(Stored data)
──────
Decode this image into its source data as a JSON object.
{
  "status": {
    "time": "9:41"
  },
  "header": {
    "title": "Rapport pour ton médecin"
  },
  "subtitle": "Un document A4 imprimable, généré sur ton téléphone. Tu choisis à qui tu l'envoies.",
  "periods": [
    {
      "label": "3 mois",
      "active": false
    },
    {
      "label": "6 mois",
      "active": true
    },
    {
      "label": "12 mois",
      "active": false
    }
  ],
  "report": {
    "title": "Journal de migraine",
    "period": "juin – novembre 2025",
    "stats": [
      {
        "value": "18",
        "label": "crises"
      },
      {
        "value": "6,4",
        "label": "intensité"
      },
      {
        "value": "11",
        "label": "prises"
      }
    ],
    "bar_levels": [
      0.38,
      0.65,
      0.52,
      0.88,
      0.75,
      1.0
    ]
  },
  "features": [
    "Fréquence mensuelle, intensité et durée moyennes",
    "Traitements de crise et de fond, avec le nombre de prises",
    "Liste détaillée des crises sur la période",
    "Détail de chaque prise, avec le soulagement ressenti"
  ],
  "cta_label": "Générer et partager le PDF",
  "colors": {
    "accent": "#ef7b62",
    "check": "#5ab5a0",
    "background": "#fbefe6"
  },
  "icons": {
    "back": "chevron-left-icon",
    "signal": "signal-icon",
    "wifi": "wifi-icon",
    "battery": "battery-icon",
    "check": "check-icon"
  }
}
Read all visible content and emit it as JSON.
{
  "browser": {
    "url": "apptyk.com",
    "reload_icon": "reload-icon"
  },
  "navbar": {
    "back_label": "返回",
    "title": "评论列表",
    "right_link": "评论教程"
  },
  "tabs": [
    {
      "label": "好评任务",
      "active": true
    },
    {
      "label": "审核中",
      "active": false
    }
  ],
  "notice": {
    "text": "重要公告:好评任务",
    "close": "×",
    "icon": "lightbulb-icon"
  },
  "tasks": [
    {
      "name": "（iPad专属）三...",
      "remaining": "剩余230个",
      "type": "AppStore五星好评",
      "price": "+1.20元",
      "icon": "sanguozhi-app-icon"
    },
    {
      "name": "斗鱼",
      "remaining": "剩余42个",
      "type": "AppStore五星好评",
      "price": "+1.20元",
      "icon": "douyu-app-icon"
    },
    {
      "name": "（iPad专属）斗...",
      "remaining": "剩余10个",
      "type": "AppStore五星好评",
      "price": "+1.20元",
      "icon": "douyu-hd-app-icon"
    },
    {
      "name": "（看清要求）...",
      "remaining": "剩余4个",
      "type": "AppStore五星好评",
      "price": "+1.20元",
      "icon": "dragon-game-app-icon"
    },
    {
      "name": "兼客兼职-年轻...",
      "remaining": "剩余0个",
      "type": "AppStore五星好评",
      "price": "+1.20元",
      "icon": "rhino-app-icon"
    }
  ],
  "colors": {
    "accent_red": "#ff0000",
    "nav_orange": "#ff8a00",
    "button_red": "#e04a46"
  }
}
──────
• GIVEN INSTRUCTION
Every line above should be written out again exactly as it stands.

• EXERCISE RESPONSE
Decode this image into its source data as a JSON object.
{
  "status": {
    "time": "9:41"
  },
  "header": {
    "title": "Rapport pour ton médecin"
  },
  "subtitle": "Un document A4 imprimable, généré sur ton téléphone. Tu choisis à qui tu l'envoies.",
  "periods": [
    {
      "label": "3 mois",
      "active": false
    },
    {
      "label": "6 mois",
      "active": true
    },
    {
      "label": "12 mois",
      "active": false
    }
  ],
  "report": {
    "title": "Journal de migraine",
    "period": "juin – novembre 2025",
    "stats": [
      {
        "value": "18",
        "label": "crises"
      },
      {
        "value": "6,4",
        "label": "intensité"
      },
      {
        "value": "11",
        "label": "prises"
      }
    ],
    "bar_levels": [
      0.38,
      0.65,
      0.52,
      0.88,
      0.75,
      1.0
    ]
  },
  "features": [
    "Fréquence mensuelle, intensité et durée moyennes",
    "Traitements de crise et de fond, avec le nombre de prises",
    "Liste détaillée des crises sur la période",
    "Détail de chaque prise, avec le soulagement ressenti"
  ],
  "cta_label": "Générer et partager le PDF",
  "colors": {
    "accent": "#ef7b62",
    "check": "#5ab5a0",
    "background": "#fbefe6"
  },
  "icons": {
    "back": "chevron-left-icon",
    "signal": "signal-icon",
    "wifi": "wifi-icon",
    "battery": "battery-icon",
    "check": "check-icon"
  }
}
Read all visible content and emit it as JSON.
{
  "browser": {
    "url": "apptyk.com",
    "reload_icon": "reload-icon"
  },
  "navbar": {
    "back_label": "返回",
    "title": "评论列表",
    "right_link": "评论教程"
  },
  "tabs": [
    {
      "label": "好评任务",
      "active": true
    },
    {
      "label": "审核中",
      "active": false
    }
  ],
  "notice": {
    "text": "重要公告:好评任务",
    "close": "×",
    "icon": "lightbulb-icon"
  },
  "tasks": [
    {
      "name": "（iPad专属）三...",
      "remaining": "剩余230个",
      "type": "AppStore五星好评",
      "price": "+1.20元",
      "icon": "sanguozhi-app-icon"
    },
    {
      "name": "斗鱼",
      "remaining": "剩余42个",
      "type": "AppStore五星好评",
      "price": "+1.20元",
      "icon": "douyu-app-icon"
    },
    {
      "name": "（iPad专属）斗...",
      "remaining": "剩余10个",
      "type": "AppStore五星好评",
      "price": "+1.20元",
      "icon": "douyu-hd-app-icon"
    },
    {
      "name": "（看清要求）...",
      "remaining": "剩余4个",
      "type": "AppStore五星好评",
      "price": "+1.20元",
      "icon": "dragon-game-app-icon"
    },
    {
      "name": "兼客兼职-年轻...",
      "remaining": "剩余0个",
      "type": "AppStore五星好评",
      "price": "+1.20元",
      "icon": "rhino-app-icon"
    }
  ],
  "colors": {
    "accent_red": "#ff0000",
    "nav_orange": "#ff8a00",
    "button_red": "#e04a46"
  }
}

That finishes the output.